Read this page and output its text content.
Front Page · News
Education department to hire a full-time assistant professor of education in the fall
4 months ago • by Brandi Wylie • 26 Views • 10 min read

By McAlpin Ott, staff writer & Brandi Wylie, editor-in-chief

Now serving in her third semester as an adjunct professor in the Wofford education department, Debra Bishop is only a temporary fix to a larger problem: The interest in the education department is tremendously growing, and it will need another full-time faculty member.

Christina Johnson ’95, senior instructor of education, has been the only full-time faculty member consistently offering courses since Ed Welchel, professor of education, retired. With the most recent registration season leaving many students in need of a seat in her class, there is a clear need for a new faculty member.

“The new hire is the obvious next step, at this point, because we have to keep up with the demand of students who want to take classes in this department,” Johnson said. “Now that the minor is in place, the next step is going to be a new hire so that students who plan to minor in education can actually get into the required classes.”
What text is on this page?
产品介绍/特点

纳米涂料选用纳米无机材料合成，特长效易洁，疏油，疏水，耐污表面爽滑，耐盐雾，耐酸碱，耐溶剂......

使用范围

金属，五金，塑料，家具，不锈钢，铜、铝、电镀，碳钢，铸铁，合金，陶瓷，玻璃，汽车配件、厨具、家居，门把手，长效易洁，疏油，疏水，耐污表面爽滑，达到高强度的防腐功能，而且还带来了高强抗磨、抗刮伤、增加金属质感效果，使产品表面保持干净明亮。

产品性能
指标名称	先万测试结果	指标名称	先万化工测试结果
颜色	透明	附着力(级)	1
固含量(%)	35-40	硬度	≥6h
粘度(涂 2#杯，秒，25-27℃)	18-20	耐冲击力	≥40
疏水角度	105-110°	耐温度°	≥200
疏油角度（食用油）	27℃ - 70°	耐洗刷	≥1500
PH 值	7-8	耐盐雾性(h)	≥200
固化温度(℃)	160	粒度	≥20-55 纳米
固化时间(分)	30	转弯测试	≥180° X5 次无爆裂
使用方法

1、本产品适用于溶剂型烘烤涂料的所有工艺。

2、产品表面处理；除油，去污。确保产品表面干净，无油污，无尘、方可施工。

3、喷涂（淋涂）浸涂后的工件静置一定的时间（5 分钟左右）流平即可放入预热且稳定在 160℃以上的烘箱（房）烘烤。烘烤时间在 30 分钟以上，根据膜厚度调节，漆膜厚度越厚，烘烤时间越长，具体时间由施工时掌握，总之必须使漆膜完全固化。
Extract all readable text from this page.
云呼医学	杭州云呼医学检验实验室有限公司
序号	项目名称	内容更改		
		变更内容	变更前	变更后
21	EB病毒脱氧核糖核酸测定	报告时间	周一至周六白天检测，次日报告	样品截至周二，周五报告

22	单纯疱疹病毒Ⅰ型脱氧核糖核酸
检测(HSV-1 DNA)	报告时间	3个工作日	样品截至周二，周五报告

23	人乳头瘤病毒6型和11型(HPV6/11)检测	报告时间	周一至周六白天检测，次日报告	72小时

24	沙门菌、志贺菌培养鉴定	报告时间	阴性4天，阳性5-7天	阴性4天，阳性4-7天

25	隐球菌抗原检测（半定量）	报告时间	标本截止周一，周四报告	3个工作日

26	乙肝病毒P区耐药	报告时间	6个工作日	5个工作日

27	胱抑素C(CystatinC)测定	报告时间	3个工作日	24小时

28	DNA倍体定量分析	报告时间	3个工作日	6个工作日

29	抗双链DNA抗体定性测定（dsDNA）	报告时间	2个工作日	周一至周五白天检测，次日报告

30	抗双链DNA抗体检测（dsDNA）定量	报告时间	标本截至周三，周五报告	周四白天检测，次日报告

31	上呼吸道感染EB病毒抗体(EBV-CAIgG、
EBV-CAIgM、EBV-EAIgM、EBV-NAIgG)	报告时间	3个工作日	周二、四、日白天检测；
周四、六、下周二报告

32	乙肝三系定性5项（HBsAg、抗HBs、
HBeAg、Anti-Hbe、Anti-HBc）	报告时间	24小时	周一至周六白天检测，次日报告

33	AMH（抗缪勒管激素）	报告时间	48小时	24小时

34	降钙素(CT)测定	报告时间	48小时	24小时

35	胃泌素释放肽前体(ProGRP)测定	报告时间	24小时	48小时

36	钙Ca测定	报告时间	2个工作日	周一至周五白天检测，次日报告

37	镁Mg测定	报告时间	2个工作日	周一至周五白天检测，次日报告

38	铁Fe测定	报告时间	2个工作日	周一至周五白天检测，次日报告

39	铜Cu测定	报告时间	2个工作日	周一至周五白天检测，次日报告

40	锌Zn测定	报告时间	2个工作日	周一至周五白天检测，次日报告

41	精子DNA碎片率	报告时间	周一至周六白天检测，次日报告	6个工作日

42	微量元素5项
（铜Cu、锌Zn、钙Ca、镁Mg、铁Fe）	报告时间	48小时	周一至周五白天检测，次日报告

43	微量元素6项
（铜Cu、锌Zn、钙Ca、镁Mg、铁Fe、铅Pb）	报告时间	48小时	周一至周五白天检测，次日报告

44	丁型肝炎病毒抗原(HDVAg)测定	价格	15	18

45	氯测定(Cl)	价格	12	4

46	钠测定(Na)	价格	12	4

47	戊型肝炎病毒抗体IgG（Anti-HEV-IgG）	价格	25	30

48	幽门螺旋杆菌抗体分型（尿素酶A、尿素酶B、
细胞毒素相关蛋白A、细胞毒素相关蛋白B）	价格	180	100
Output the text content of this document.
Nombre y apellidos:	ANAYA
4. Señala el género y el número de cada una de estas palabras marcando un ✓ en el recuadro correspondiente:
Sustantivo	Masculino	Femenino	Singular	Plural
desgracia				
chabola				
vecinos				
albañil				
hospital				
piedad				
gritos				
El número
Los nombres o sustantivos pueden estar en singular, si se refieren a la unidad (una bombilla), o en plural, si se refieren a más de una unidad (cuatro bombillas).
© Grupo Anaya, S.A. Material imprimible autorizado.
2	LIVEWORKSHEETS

--- SHORT TASK ---
Set all of the entries down again, exactly as they were given.

--- OUTPUT OF THE EXERCISE ---
Read this page and output its text content.
Front Page · News
Education department to hire a full-time assistant professor of education in the fall
4 months ago • by Brandi Wylie • 26 Views • 10 min read

By McAlpin Ott, staff writer & Brandi Wylie, editor-in-chief

Now serving in her third semester as an adjunct professor in the Wofford education department, Debra Bishop is only a temporary fix to a larger problem: The interest in the education department is tremendously growing, and it will need another full-time faculty member.

Christina Johnson ’95, senior instructor of education, has been the only full-time faculty member consistently offering courses since Ed Welchel, professor of education, retired. With the most recent registration season leaving many students in need of a seat in her class, there is a clear need for a new faculty member.

“The new hire is the obvious next step, at this point, because we have to keep up with the demand of students who want to take classes in this department,” Johnson said. “Now that the minor is in place, the next step is going to be a new hire so that students who plan to minor in education can actually get into the required classes.”
What text is on this page?
产品介绍/特点

纳米涂料选用纳米无机材料合成，特长效易洁，疏油，疏水，耐污表面爽滑，耐盐雾，耐酸碱，耐溶剂......

使用范围

金属，五金，塑料，家具，不锈钢，铜、铝、电镀，碳钢，铸铁，合金，陶瓷，玻璃，汽车配件、厨具、家居，门把手，长效易洁，疏油，疏水，耐污表面爽滑，达到高强度的防腐功能，而且还带来了高强抗磨、抗刮伤、增加金属质感效果，使产品表面保持干净明亮。

产品性能
指标名称	先万测试结果	指标名称	先万化工测试结果
颜色	透明	附着力(级)	1
固含量(%)	35-40	硬度	≥6h
粘度(涂 2#杯，秒，25-27℃)	18-20	耐冲击力	≥40
疏水角度	105-110°	耐温度°	≥200
疏油角度（食用油）	27℃ - 70°	耐洗刷	≥1500
PH 值	7-8	耐盐雾性(h)	≥200
固化温度(℃)	160	粒度	≥20-55 纳米
固化时间(分)	30	转弯测试	≥180° X5 次无爆裂
使用方法

1、本产品适用于溶剂型烘烤涂料的所有工艺。

2、产品表面处理；除油，去污。确保产品表面干净，无油污，无尘、方可施工。

3、喷涂（淋涂）浸涂后的工件静置一定的时间（5 分钟左右）流平即可放入预热且稳定在 160℃以上的烘箱（房）烘烤。烘烤时间在 30 分钟以上，根据膜厚度调节，漆膜厚度越厚，烘烤时间越长，具体时间由施工时掌握，总之必须使漆膜完全固化。
Extract all readable text from this page.
云呼医学	杭州云呼医学检验实验室有限公司
序号	项目名称	内容更改		
		变更内容	变更前	变更后
21	EB病毒脱氧核糖核酸测定	报告时间	周一至周六白天检测，次日报告	样品截至周二，周五报告

22	单纯疱疹病毒Ⅰ型脱氧核糖核酸
检测(HSV-1 DNA)	报告时间	3个工作日	样品截至周二，周五报告

23	人乳头瘤病毒6型和11型(HPV6/11)检测	报告时间	周一至周六白天检测，次日报告	72小时

24	沙门菌、志贺菌培养鉴定	报告时间	阴性4天，阳性5-7天	阴性4天，阳性4-7天

25	隐球菌抗原检测（半定量）	报告时间	标本截止周一，周四报告	3个工作日

26	乙肝病毒P区耐药	报告时间	6个工作日	5个工作日

27	胱抑素C(CystatinC)测定	报告时间	3个工作日	24小时

28	DNA倍体定量分析	报告时间	3个工作日	6个工作日

29	抗双链DNA抗体定性测定（dsDNA）	报告时间	2个工作日	周一至周五白天检测，次日报告

30	抗双链DNA抗体检测（dsDNA）定量	报告时间	标本截至周三，周五报告	周四白天检测，次日报告

31	上呼吸道感染EB病毒抗体(EBV-CAIgG、
EBV-CAIgM、EBV-EAIgM、EBV-NAIgG)	报告时间	3个工作日	周二、四、日白天检测；
周四、六、下周二报告

32	乙肝三系定性5项（HBsAg、抗HBs、
HBeAg、Anti-Hbe、Anti-HBc）	报告时间	24小时	周一至周六白天检测，次日报告

33	AMH（抗缪勒管激素）	报告时间	48小时	24小时

34	降钙素(CT)测定	报告时间	48小时	24小时

35	胃泌素释放肽前体(ProGRP)测定	报告时间	24小时	48小时

36	钙Ca测定	报告时间	2个工作日	周一至周五白天检测，次日报告

37	镁Mg测定	报告时间	2个工作日	周一至周五白天检测，次日报告

38	铁Fe测定	报告时间	2个工作日	周一至周五白天检测，次日报告

39	铜Cu测定	报告时间	2个工作日	周一至周五白天检测，次日报告

40	锌Zn测定	报告时间	2个工作日	周一至周五白天检测，次日报告

41	精子DNA碎片率	报告时间	周一至周六白天检测，次日报告	6个工作日

42	微量元素5项
（铜Cu、锌Zn、钙Ca、镁Mg、铁Fe）	报告时间	48小时	周一至周五白天检测，次日报告

43	微量元素6项
（铜Cu、锌Zn、钙Ca、镁Mg、铁Fe、铅Pb）	报告时间	48小时	周一至周五白天检测，次日报告

44	丁型肝炎病毒抗原(HDVAg)测定	价格	15	18

45	氯测定(Cl)	价格	12	4

46	钠测定(Na)	价格	12	4

47	戊型肝炎病毒抗体IgG（Anti-HEV-IgG）	价格	25	30

48	幽门螺旋杆菌抗体分型（尿素酶A、尿素酶B、
细胞毒素相关蛋白A、细胞毒素相关蛋白B）	价格	180	100
Output the text content of this document.
Nombre y apellidos:	ANAYA
4. Señala el género y el número de cada una de estas palabras marcando un ✓ en el recuadro correspondiente:
Sustantivo	Masculino	Femenino	Singular	Plural
desgracia				
chabola				
vecinos				
albañil				
hospital				
piedad				
gritos				
El número
Los nombres o sustantivos pueden estar en singular, si se refieren a la unidad (una bombilla), o en plural, si se refieren a más de una unidad (cuatro bombillas).
© Grupo Anaya, S.A. Material imprimible autorizado.
2	LIVEWORKSHEETS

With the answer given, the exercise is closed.